> [What to do]:
Set the data down again, exactly as it reads, but without the pictures.

— Start Entries shown —

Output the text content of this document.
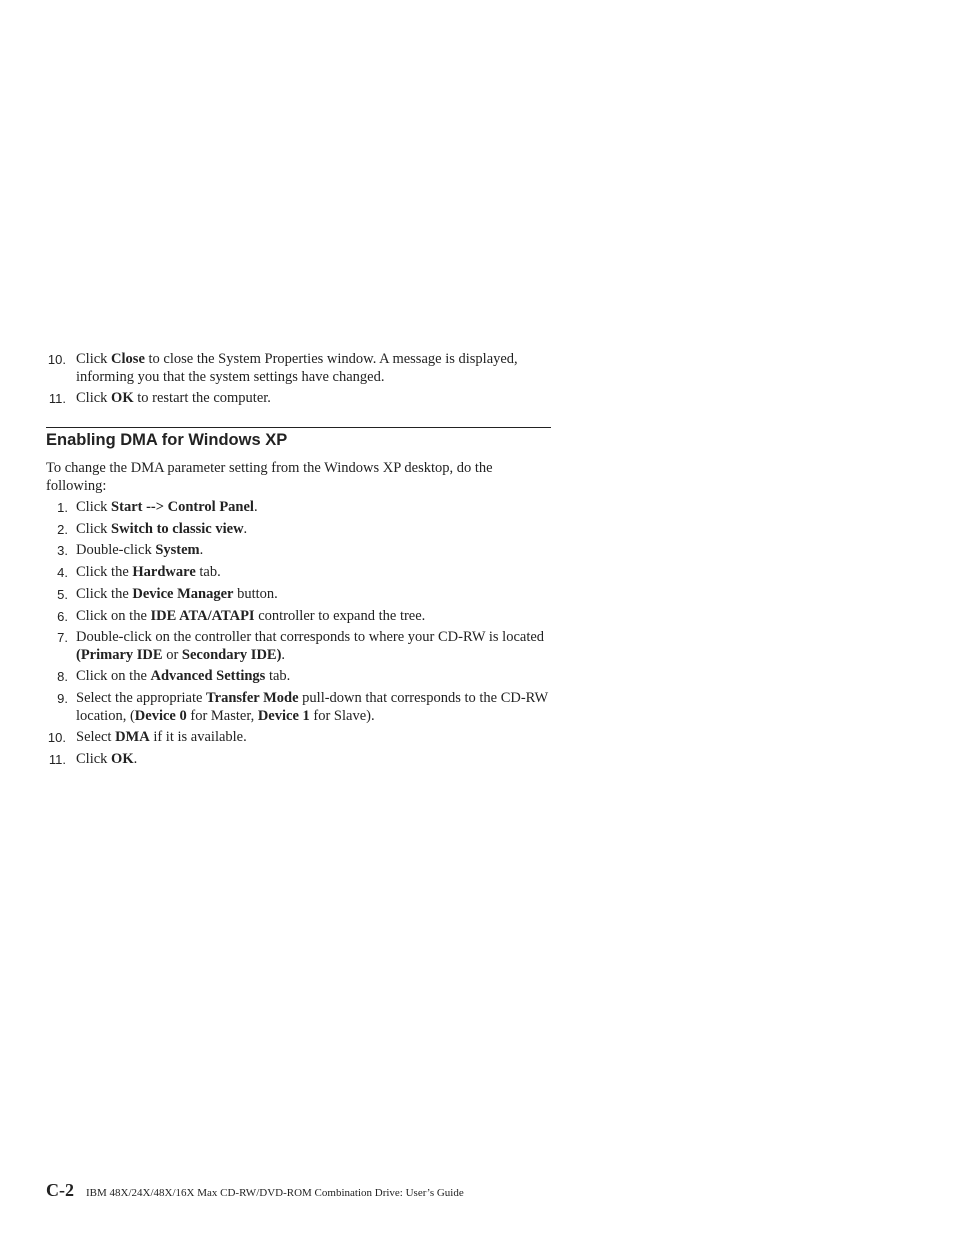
10. Click Close to close the System Properties window. A message is displayed, informing you that the system settings have changed.
11. Click OK to restart the computer.
Enabling DMA for Windows XP
To change the DMA parameter setting from the Windows XP desktop, do the following:
1. Click Start --> Control Panel.
2. Click Switch to classic view.
3. Double-click System.
4. Click the Hardware tab.
5. Click the Device Manager button.
6. Click on the IDE ATA/ATAPI controller to expand the tree.
7. Double-click on the controller that corresponds to where your CD-RW is located (Primary IDE or Secondary IDE).
8. Click on the Advanced Settings tab.
9. Select the appropriate Transfer Mode pull-down that corresponds to the CD-RW location, (Device 0 for Master, Device 1 for Slave).
10. Select DMA if it is available.
11. Click OK.
C-2 IBM 48X/24X/48X/16X Max CD-RW/DVD-ROM Combination Drive: User’s Guide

— End Entries shown —

> [The solution]:
Output the text content of this document.
10. Click Close to close the System Properties window. A message is displayed, informing you that the system settings have changed.
11. Click OK to restart the computer.
Enabling DMA for Windows XP
To change the DMA parameter setting from the Windows XP desktop, do the following:
1. Click Start --> Control Panel.
2. Click Switch to classic view.
3. Double-click System.
4. Click the Hardware tab.
5. Click the Device Manager button.
6. Click on the IDE ATA/ATAPI controller to expand the tree.
7. Double-click on the controller that corresponds to where your CD-RW is located (Primary IDE or Secondary IDE).
8. Click on the Advanced Settings tab.
9. Select the appropriate Transfer Mode pull-down that corresponds to the CD-RW location, (Device 0 for Master, Device 1 for Slave).
10. Select DMA if it is available.
11. Click OK.
C-2 IBM 48X/24X/48X/16X Max CD-RW/DVD-ROM Combination Drive: User’s Guide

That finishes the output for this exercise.